WORK TO DO. Restate the whole listing exactly.

[BEGIN DATA SECTION]

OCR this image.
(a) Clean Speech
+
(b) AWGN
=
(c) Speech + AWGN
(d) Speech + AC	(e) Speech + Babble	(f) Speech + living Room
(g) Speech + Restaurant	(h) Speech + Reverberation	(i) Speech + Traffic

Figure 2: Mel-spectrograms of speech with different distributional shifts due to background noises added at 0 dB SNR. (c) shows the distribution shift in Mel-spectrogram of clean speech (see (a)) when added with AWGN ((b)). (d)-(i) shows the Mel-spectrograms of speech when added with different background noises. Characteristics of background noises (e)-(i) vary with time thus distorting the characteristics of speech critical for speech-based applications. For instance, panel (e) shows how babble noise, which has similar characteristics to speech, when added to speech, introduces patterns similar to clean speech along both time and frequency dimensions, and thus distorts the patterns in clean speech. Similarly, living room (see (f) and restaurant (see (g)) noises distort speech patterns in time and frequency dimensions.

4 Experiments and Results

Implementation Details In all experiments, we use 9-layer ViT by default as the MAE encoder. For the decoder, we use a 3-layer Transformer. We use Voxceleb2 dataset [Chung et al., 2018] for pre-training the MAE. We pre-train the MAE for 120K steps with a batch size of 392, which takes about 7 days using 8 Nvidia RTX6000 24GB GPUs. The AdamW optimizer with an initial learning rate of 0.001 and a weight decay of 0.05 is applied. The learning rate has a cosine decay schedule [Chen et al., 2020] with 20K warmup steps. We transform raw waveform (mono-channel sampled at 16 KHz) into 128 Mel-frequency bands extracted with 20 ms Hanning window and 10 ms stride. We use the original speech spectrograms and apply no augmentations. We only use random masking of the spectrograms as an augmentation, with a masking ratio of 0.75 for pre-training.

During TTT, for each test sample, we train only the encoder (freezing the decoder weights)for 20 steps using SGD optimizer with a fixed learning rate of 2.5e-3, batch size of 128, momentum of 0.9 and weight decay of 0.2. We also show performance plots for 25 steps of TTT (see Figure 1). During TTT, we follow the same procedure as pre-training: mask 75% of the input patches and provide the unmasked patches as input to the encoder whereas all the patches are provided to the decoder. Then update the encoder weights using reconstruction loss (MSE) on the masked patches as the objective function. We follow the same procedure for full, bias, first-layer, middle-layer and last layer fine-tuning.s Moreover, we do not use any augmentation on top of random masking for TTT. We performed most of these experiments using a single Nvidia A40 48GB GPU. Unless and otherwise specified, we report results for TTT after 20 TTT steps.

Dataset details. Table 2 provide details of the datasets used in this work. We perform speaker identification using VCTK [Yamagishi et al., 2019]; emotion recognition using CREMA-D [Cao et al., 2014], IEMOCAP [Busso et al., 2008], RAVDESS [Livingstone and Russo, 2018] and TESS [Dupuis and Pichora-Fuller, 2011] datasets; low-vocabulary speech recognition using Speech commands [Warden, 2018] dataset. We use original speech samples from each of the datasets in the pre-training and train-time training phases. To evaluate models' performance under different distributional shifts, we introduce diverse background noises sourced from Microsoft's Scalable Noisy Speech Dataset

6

[END DATA SECTION]

THE REPLY.
OCR this image.
(a) Clean Speech
+
(b) AWGN
=
(c) Speech + AWGN
(d) Speech + AC	(e) Speech + Babble	(f) Speech + living Room
(g) Speech + Restaurant	(h) Speech + Reverberation	(i) Speech + Traffic

Figure 2: Mel-spectrograms of speech with different distributional shifts due to background noises added at 0 dB SNR. (c) shows the distribution shift in Mel-spectrogram of clean speech (see (a)) when added with AWGN ((b)). (d)-(i) shows the Mel-spectrograms of speech when added with different background noises. Characteristics of background noises (e)-(i) vary with time thus distorting the characteristics of speech critical for speech-based applications. For instance, panel (e) shows how babble noise, which has similar characteristics to speech, when added to speech, introduces patterns similar to clean speech along both time and frequency dimensions, and thus distorts the patterns in clean speech. Similarly, living room (see (f) and restaurant (see (g)) noises distort speech patterns in time and frequency dimensions.

4 Experiments and Results

Implementation Details In all experiments, we use 9-layer ViT by default as the MAE encoder. For the decoder, we use a 3-layer Transformer. We use Voxceleb2 dataset [Chung et al., 2018] for pre-training the MAE. We pre-train the MAE for 120K steps with a batch size of 392, which takes about 7 days using 8 Nvidia RTX6000 24GB GPUs. The AdamW optimizer with an initial learning rate of 0.001 and a weight decay of 0.05 is applied. The learning rate has a cosine decay schedule [Chen et al., 2020] with 20K warmup steps. We transform raw waveform (mono-channel sampled at 16 KHz) into 128 Mel-frequency bands extracted with 20 ms Hanning window and 10 ms stride. We use the original speech spectrograms and apply no augmentations. We only use random masking of the spectrograms as an augmentation, with a masking ratio of 0.75 for pre-training.

During TTT, for each test sample, we train only the encoder (freezing the decoder weights)for 20 steps using SGD optimizer with a fixed learning rate of 2.5e-3, batch size of 128, momentum of 0.9 and weight decay of 0.2. We also show performance plots for 25 steps of TTT (see Figure 1). During TTT, we follow the same procedure as pre-training: mask 75% of the input patches and provide the unmasked patches as input to the encoder whereas all the patches are provided to the decoder. Then update the encoder weights using reconstruction loss (MSE) on the masked patches as the objective function. We follow the same procedure for full, bias, first-layer, middle-layer and last layer fine-tuning.s Moreover, we do not use any augmentation on top of random masking for TTT. We performed most of these experiments using a single Nvidia A40 48GB GPU. Unless and otherwise specified, we report results for TTT after 20 TTT steps.

Dataset details. Table 2 provide details of the datasets used in this work. We perform speaker identification using VCTK [Yamagishi et al., 2019]; emotion recognition using CREMA-D [Cao et al., 2014], IEMOCAP [Busso et al., 2008], RAVDESS [Livingstone and Russo, 2018] and TESS [Dupuis and Pichora-Fuller, 2011] datasets; low-vocabulary speech recognition using Speech commands [Warden, 2018] dataset. We use original speech samples from each of the datasets in the pre-training and train-time training phases. To evaluate models' performance under different distributional shifts, we introduce diverse background noises sourced from Microsoft's Scalable Noisy Speech Dataset

6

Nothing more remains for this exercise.